> _TASK_:
Retype the material word for word.

━━━━━ RECORDS TO PROCESS ━━━━━

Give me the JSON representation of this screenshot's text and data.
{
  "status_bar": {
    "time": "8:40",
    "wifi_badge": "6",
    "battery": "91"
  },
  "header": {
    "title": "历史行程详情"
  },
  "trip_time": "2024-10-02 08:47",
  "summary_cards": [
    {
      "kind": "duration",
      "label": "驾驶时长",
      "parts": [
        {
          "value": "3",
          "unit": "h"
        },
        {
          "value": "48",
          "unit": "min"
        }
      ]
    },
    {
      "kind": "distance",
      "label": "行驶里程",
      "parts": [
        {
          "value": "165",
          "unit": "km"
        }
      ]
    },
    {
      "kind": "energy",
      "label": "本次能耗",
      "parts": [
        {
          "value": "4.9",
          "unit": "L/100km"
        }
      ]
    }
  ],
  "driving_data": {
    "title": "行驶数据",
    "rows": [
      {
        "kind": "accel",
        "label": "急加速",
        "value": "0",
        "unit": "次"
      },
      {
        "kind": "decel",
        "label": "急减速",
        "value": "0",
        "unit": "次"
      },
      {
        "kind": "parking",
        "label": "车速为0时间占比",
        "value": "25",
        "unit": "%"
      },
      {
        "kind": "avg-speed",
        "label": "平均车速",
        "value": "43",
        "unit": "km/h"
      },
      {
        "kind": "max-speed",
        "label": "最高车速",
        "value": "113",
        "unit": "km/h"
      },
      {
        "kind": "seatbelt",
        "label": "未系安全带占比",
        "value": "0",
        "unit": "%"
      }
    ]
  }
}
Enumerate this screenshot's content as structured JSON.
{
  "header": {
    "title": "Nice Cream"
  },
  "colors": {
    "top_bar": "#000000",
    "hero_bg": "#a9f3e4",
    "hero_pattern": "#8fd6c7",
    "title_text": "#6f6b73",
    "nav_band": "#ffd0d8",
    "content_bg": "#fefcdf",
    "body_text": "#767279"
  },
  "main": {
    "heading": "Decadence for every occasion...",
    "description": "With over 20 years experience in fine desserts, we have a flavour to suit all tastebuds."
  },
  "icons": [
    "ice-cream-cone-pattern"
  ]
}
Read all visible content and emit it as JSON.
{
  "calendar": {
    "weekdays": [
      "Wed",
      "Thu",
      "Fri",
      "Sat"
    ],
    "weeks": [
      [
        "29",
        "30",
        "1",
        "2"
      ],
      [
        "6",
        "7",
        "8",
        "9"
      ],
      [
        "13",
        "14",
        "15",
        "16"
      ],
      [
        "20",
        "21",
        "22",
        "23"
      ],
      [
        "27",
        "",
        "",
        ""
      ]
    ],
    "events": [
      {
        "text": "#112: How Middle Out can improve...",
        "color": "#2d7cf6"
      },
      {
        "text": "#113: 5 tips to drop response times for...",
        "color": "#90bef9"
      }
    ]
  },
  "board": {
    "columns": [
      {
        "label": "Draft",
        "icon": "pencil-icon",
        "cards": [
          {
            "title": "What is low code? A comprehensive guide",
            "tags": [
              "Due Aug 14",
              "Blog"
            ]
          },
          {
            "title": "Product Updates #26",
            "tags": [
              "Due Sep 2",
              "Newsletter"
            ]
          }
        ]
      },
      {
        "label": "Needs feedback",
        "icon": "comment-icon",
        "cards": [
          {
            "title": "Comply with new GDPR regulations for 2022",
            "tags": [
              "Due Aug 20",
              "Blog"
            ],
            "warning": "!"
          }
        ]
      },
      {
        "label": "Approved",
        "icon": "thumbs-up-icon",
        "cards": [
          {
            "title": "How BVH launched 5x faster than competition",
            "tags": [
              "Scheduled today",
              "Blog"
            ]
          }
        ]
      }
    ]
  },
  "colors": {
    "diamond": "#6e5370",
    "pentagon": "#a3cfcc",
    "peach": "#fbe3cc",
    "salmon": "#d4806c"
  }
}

━━━━━

> _CORRECT RESPONSE_:
Give me the JSON representation of this screenshot's text and data.
{
  "status_bar": {
    "time": "8:40",
    "wifi_badge": "6",
    "battery": "91"
  },
  "header": {
    "title": "历史行程详情"
  },
  "trip_time": "2024-10-02 08:47",
  "summary_cards": [
    {
      "kind": "duration",
      "label": "驾驶时长",
      "parts": [
        {
          "value": "3",
          "unit": "h"
        },
        {
          "value": "48",
          "unit": "min"
        }
      ]
    },
    {
      "kind": "distance",
      "label": "行驶里程",
      "parts": [
        {
          "value": "165",
          "unit": "km"
        }
      ]
    },
    {
      "kind": "energy",
      "label": "本次能耗",
      "parts": [
        {
          "value": "4.9",
          "unit": "L/100km"
        }
      ]
    }
  ],
  "driving_data": {
    "title": "行驶数据",
    "rows": [
      {
        "kind": "accel",
        "label": "急加速",
        "value": "0",
        "unit": "次"
      },
      {
        "kind": "decel",
        "label": "急减速",
        "value": "0",
        "unit": "次"
      },
      {
        "kind": "parking",
        "label": "车速为0时间占比",
        "value": "25",
        "unit": "%"
      },
      {
        "kind": "avg-speed",
        "label": "平均车速",
        "value": "43",
        "unit": "km/h"
      },
      {
        "kind": "max-speed",
        "label": "最高车速",
        "value": "113",
        "unit": "km/h"
      },
      {
        "kind": "seatbelt",
        "label": "未系安全带占比",
        "value": "0",
        "unit": "%"
      }
    ]
  }
}
Enumerate this screenshot's content as structured JSON.
{
  "header": {
    "title": "Nice Cream"
  },
  "colors": {
    "top_bar": "#000000",
    "hero_bg": "#a9f3e4",
    "hero_pattern": "#8fd6c7",
    "title_text": "#6f6b73",
    "nav_band": "#ffd0d8",
    "content_bg": "#fefcdf",
    "body_text": "#767279"
  },
  "main": {
    "heading": "Decadence for every occasion...",
    "description": "With over 20 years experience in fine desserts, we have a flavour to suit all tastebuds."
  },
  "icons": [
    "ice-cream-cone-pattern"
  ]
}
Read all visible content and emit it as JSON.
{
  "calendar": {
    "weekdays": [
      "Wed",
      "Thu",
      "Fri",
      "Sat"
    ],
    "weeks": [
      [
        "29",
        "30",
        "1",
        "2"
      ],
      [
        "6",
        "7",
        "8",
        "9"
      ],
      [
        "13",
        "14",
        "15",
        "16"
      ],
      [
        "20",
        "21",
        "22",
        "23"
      ],
      [
        "27",
        "",
        "",
        ""
      ]
    ],
    "events": [
      {
        "text": "#112: How Middle Out can improve...",
        "color": "#2d7cf6"
      },
      {
        "text": "#113: 5 tips to drop response times for...",
        "color": "#90bef9"
      }
    ]
  },
  "board": {
    "columns": [
      {
        "label": "Draft",
        "icon": "pencil-icon",
        "cards": [
          {
            "title": "What is low code? A comprehensive guide",
            "tags": [
              "Due Aug 14",
              "Blog"
            ]
          },
          {
            "title": "Product Updates #26",
            "tags": [
              "Due Sep 2",
              "Newsletter"
            ]
          }
        ]
      },
      {
        "label": "Needs feedback",
        "icon": "comment-icon",
        "cards": [
          {
            "title": "Comply with new GDPR regulations for 2022",
            "tags": [
              "Due Aug 20",
              "Blog"
            ],
            "warning": "!"
          }
        ]
      },
      {
        "label": "Approved",
        "icon": "thumbs-up-icon",
        "cards": [
          {
            "title": "How BVH launched 5x faster than competition",
            "tags": [
              "Scheduled today",
              "Blog"
            ]
          }
        ]
      }
    ]
  },
  "colors": {
    "diamond": "#6e5370",
    "pentagon": "#a3cfcc",
    "peach": "#fbe3cc",
    "salmon": "#d4806c"
  }
}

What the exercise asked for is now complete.